** START The data **

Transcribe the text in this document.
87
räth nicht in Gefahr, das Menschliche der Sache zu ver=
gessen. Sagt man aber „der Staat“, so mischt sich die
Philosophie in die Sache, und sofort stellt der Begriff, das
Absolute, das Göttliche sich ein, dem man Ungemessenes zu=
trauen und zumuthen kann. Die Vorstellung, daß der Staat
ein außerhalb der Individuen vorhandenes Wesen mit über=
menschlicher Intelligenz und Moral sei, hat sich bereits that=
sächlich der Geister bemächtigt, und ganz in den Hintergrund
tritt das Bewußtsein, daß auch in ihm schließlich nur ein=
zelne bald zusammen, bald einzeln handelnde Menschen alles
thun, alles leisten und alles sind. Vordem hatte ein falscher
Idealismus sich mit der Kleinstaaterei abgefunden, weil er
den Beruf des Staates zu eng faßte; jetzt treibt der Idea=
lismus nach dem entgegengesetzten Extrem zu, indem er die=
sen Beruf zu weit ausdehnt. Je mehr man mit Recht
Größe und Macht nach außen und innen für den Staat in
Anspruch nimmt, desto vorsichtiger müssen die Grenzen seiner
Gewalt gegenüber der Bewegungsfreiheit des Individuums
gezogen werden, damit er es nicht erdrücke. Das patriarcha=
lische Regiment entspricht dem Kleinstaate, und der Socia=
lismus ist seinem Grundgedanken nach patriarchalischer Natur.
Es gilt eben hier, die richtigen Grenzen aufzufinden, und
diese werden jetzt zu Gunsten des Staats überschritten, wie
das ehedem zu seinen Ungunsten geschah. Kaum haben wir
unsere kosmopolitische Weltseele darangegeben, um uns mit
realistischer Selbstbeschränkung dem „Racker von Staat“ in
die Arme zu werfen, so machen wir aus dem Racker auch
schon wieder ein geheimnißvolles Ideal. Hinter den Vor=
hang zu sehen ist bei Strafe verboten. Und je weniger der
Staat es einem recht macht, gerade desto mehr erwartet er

** END The data **

Find every line with the word "auch" and state how many there are, with no other words.

◆ Exercise output
2